WHAT THE TASK REQUIRES
Go through the listing and set it down exactly, leaving out its pictures.
[start]
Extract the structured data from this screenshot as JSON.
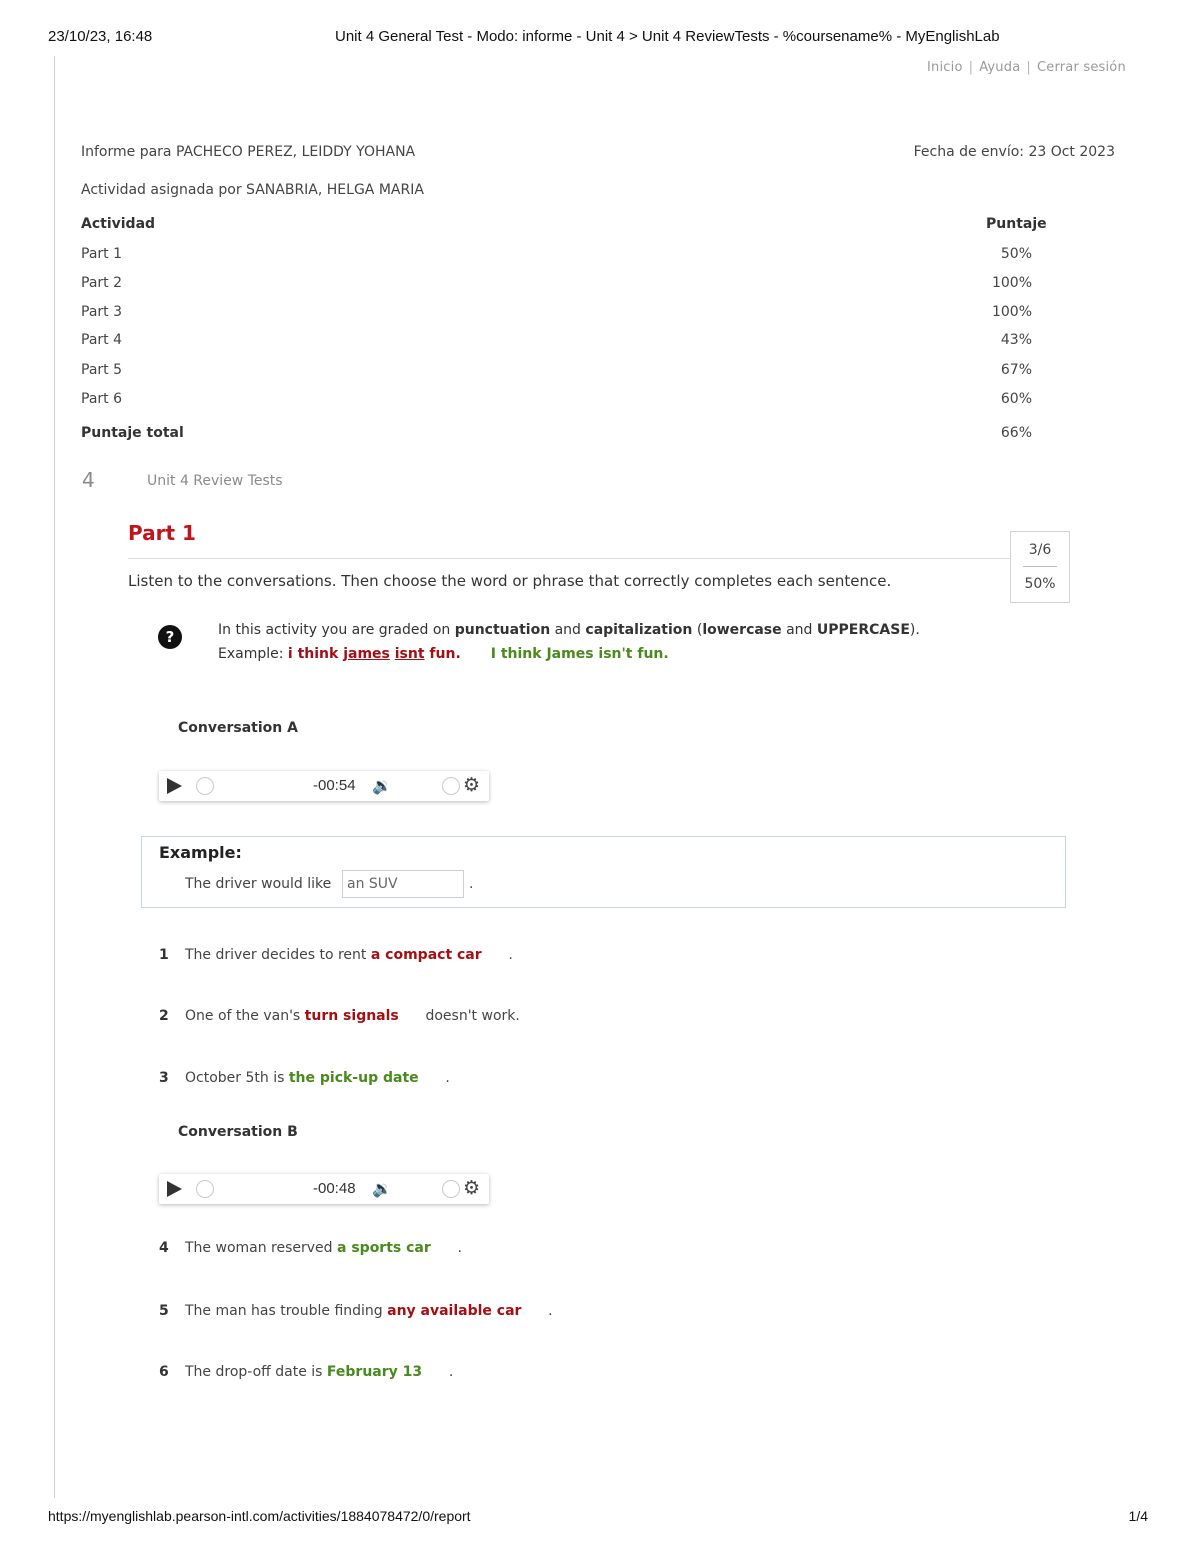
{
  "print_header": {
    "datetime": "23/10/23, 16:48",
    "title": "Unit 4 General Test - Modo: informe - Unit 4 > Unit 4 ReviewTests - %coursename% - MyEnglishLab"
  },
  "top_links": [
    "Inicio",
    "Ayuda",
    "Cerrar sesión"
  ],
  "report": {
    "student": "Informe para PACHECO PEREZ, LEIDDY YOHANA",
    "sent_date": "Fecha de envío: 23 Oct 2023",
    "assigned_by": "Actividad asignada por SANABRIA, HELGA MARIA",
    "col_activity": "Actividad",
    "col_score": "Puntaje",
    "rows": [
      {
        "name": "Part 1",
        "score": "50%"
      },
      {
        "name": "Part 2",
        "score": "100%"
      },
      {
        "name": "Part 3",
        "score": "100%"
      },
      {
        "name": "Part 4",
        "score": "43%"
      },
      {
        "name": "Part 5",
        "score": "67%"
      },
      {
        "name": "Part 6",
        "score": "60%"
      }
    ],
    "total_label": "Puntaje total",
    "total_score": "66%"
  },
  "unit": {
    "number": "4",
    "name": "Unit 4 Review Tests"
  },
  "part": {
    "title": "Part 1",
    "instructions": "Listen to the conversations. Then choose the word or phrase that correctly completes each sentence.",
    "score_fraction": "3/6",
    "score_percent": "50%"
  },
  "note": {
    "icon": "help-icon",
    "l1_a": "In this activity you are graded on ",
    "l1_b": "punctuation",
    "l1_c": " and ",
    "l1_d": "capitalization",
    "l1_e": " (",
    "l1_f": "lowercase",
    "l1_g": " and ",
    "l1_h": "UPPERCASE",
    "l1_i": ").",
    "l2_label": "Example: ",
    "w1": "i think ",
    "w2": "james",
    "w3": " ",
    "w4": "isnt",
    "w5": " fun.",
    "correct": "I think James isn't fun."
  },
  "conversation_a": {
    "label": "Conversation A",
    "time": "-00:54"
  },
  "conversation_b": {
    "label": "Conversation B",
    "time": "-00:48"
  },
  "example": {
    "title": "Example:",
    "text": "The driver would like",
    "answer": "an SUV",
    "end": "."
  },
  "questions": [
    {
      "num": "1",
      "before": "The driver decides to rent ",
      "answer": "a compact car",
      "after": "      .",
      "correct": false
    },
    {
      "num": "2",
      "before": "One of the van's ",
      "answer": "turn signals",
      "after": "      doesn't work.",
      "correct": false
    },
    {
      "num": "3",
      "before": "October 5th is ",
      "answer": "the pick-up date",
      "after": "      .",
      "correct": true
    },
    {
      "num": "4",
      "before": "The woman reserved ",
      "answer": "a sports car",
      "after": "      .",
      "correct": true
    },
    {
      "num": "5",
      "before": "The man has trouble finding ",
      "answer": "any available car",
      "after": "      .",
      "correct": false
    },
    {
      "num": "6",
      "before": "The drop-off date is ",
      "answer": "February 13",
      "after": "      .",
      "correct": true
    }
  ],
  "footer": {
    "url": "https://myenglishlab.pearson-intl.com/activities/1884078472/0/report",
    "page": "1/4"
  }
}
[end]
WRITTEN ANSWER
Extract the structured data from this screenshot as JSON.
{
  "print_header": {
    "datetime": "23/10/23, 16:48",
    "title": "Unit 4 General Test - Modo: informe - Unit 4 > Unit 4 ReviewTests - %coursename% - MyEnglishLab"
  },
  "top_links": [
    "Inicio",
    "Ayuda",
    "Cerrar sesión"
  ],
  "report": {
    "student": "Informe para PACHECO PEREZ, LEIDDY YOHANA",
    "sent_date": "Fecha de envío: 23 Oct 2023",
    "assigned_by": "Actividad asignada por SANABRIA, HELGA MARIA",
    "col_activity": "Actividad",
    "col_score": "Puntaje",
    "rows": [
      {
        "name": "Part 1",
        "score": "50%"
      },
      {
        "name": "Part 2",
        "score": "100%"
      },
      {
        "name": "Part 3",
        "score": "100%"
      },
      {
        "name": "Part 4",
        "score": "43%"
      },
      {
        "name": "Part 5",
        "score": "67%"
      },
      {
        "name": "Part 6",
        "score": "60%"
      }
    ],
    "total_label": "Puntaje total",
    "total_score": "66%"
  },
  "unit": {
    "number": "4",
    "name": "Unit 4 Review Tests"
  },
  "part": {
    "title": "Part 1",
    "instructions": "Listen to the conversations. Then choose the word or phrase that correctly completes each sentence.",
    "score_fraction": "3/6",
    "score_percent": "50%"
  },
  "note": {
    "icon": "help-icon",
    "l1_a": "In this activity you are graded on ",
    "l1_b": "punctuation",
    "l1_c": " and ",
    "l1_d": "capitalization",
    "l1_e": " (",
    "l1_f": "lowercase",
    "l1_g": " and ",
    "l1_h": "UPPERCASE",
    "l1_i": ").",
    "l2_label": "Example: ",
    "w1": "i think ",
    "w2": "james",
    "w3": " ",
    "w4": "isnt",
    "w5": " fun.",
    "correct": "I think James isn't fun."
  },
  "conversation_a": {
    "label": "Conversation A",
    "time": "-00:54"
  },
  "conversation_b": {
    "label": "Conversation B",
    "time": "-00:48"
  },
  "example": {
    "title": "Example:",
    "text": "The driver would like",
    "answer": "an SUV",
    "end": "."
  },
  "questions": [
    {
      "num": "1",
      "before": "The driver decides to rent ",
      "answer": "a compact car",
      "after": "      .",
      "correct": false
    },
    {
      "num": "2",
      "before": "One of the van's ",
      "answer": "turn signals",
      "after": "      doesn't work.",
      "correct": false
    },
    {
      "num": "3",
      "before": "October 5th is ",
      "answer": "the pick-up date",
      "after": "      .",
      "correct": true
    },
    {
      "num": "4",
      "before": "The woman reserved ",
      "answer": "a sports car",
      "after": "      .",
      "correct": true
    },
    {
      "num": "5",
      "before": "The man has trouble finding ",
      "answer": "any available car",
      "after": "      .",
      "correct": false
    },
    {
      "num": "6",
      "before": "The drop-off date is ",
      "answer": "February 13",
      "after": "      .",
      "correct": true
    }
  ],
  "footer": {
    "url": "https://myenglishlab.pearson-intl.com/activities/1884078472/0/report",
    "page": "1/4"
  }
}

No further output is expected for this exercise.